• _AIM OF THE TASK_: Write the data out again in full, with no departure from the original.

• _RECORDS FOR PROCESSING_:
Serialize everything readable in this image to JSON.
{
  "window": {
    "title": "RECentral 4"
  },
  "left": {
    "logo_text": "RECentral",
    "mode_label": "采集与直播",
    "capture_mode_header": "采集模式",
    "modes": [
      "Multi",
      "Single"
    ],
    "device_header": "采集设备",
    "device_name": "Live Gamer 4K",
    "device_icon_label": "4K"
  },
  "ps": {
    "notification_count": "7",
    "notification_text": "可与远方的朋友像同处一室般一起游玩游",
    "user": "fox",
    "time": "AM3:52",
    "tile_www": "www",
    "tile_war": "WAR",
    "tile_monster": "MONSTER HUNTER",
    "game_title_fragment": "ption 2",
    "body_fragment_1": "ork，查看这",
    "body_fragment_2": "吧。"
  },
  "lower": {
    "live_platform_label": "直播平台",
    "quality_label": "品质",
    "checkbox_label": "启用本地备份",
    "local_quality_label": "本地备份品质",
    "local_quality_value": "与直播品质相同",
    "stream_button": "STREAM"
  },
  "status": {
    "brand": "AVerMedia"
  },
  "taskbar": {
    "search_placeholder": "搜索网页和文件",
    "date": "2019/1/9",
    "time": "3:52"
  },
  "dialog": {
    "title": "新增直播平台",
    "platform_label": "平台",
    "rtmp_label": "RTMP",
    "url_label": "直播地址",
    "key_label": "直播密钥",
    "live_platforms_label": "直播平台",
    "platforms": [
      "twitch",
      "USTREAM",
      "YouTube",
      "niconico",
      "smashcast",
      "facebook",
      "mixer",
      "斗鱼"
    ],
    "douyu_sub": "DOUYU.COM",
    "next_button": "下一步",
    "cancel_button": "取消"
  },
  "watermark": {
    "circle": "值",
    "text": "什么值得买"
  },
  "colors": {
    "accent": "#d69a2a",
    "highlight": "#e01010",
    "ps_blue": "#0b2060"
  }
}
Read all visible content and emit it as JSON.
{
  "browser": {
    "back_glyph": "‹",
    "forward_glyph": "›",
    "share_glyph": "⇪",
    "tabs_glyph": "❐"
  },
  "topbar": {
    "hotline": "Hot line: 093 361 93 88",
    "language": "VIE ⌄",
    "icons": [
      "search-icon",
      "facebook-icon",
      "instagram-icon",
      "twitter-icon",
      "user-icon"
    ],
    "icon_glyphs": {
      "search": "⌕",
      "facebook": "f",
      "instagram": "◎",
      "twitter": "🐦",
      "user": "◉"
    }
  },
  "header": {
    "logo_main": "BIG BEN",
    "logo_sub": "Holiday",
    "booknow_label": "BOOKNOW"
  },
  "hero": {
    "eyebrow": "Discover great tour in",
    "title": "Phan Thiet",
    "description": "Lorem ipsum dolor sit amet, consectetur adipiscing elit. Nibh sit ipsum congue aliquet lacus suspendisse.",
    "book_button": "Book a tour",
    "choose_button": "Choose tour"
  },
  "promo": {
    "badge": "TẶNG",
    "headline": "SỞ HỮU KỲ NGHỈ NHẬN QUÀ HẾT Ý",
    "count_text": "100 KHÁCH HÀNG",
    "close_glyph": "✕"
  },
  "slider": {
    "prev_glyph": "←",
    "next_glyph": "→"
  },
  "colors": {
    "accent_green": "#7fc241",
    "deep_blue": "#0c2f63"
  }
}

• _THE OUTPUT_:
Serialize everything readable in this image to JSON.
{
  "window": {
    "title": "RECentral 4"
  },
  "left": {
    "logo_text": "RECentral",
    "mode_label": "采集与直播",
    "capture_mode_header": "采集模式",
    "modes": [
      "Multi",
      "Single"
    ],
    "device_header": "采集设备",
    "device_name": "Live Gamer 4K",
    "device_icon_label": "4K"
  },
  "ps": {
    "notification_count": "7",
    "notification_text": "可与远方的朋友像同处一室般一起游玩游",
    "user": "fox",
    "time": "AM3:52",
    "tile_www": "www",
    "tile_war": "WAR",
    "tile_monster": "MONSTER HUNTER",
    "game_title_fragment": "ption 2",
    "body_fragment_1": "ork，查看这",
    "body_fragment_2": "吧。"
  },
  "lower": {
    "live_platform_label": "直播平台",
    "quality_label": "品质",
    "checkbox_label": "启用本地备份",
    "local_quality_label": "本地备份品质",
    "local_quality_value": "与直播品质相同",
    "stream_button": "STREAM"
  },
  "status": {
    "brand": "AVerMedia"
  },
  "taskbar": {
    "search_placeholder": "搜索网页和文件",
    "date": "2019/1/9",
    "time": "3:52"
  },
  "dialog": {
    "title": "新增直播平台",
    "platform_label": "平台",
    "rtmp_label": "RTMP",
    "url_label": "直播地址",
    "key_label": "直播密钥",
    "live_platforms_label": "直播平台",
    "platforms": [
      "twitch",
      "USTREAM",
      "YouTube",
      "niconico",
      "smashcast",
      "facebook",
      "mixer",
      "斗鱼"
    ],
    "douyu_sub": "DOUYU.COM",
    "next_button": "下一步",
    "cancel_button": "取消"
  },
  "watermark": {
    "circle": "值",
    "text": "什么值得买"
  },
  "colors": {
    "accent": "#d69a2a",
    "highlight": "#e01010",
    "ps_blue": "#0b2060"
  }
}
Read all visible content and emit it as JSON.
{
  "browser": {
    "back_glyph": "‹",
    "forward_glyph": "›",
    "share_glyph": "⇪",
    "tabs_glyph": "❐"
  },
  "topbar": {
    "hotline": "Hot line: 093 361 93 88",
    "language": "VIE ⌄",
    "icons": [
      "search-icon",
      "facebook-icon",
      "instagram-icon",
      "twitter-icon",
      "user-icon"
    ],
    "icon_glyphs": {
      "search": "⌕",
      "facebook": "f",
      "instagram": "◎",
      "twitter": "🐦",
      "user": "◉"
    }
  },
  "header": {
    "logo_main": "BIG BEN",
    "logo_sub": "Holiday",
    "booknow_label": "BOOKNOW"
  },
  "hero": {
    "eyebrow": "Discover great tour in",
    "title": "Phan Thiet",
    "description": "Lorem ipsum dolor sit amet, consectetur adipiscing elit. Nibh sit ipsum congue aliquet lacus suspendisse.",
    "book_button": "Book a tour",
    "choose_button": "Choose tour"
  },
  "promo": {
    "badge": "TẶNG",
    "headline": "SỞ HỮU KỲ NGHỈ NHẬN QUÀ HẾT Ý",
    "count_text": "100 KHÁCH HÀNG",
    "close_glyph": "✕"
  },
  "slider": {
    "prev_glyph": "←",
    "next_glyph": "→"
  },
  "colors": {
    "accent_green": "#7fc241",
    "deep_blue": "#0c2f63"
  }
}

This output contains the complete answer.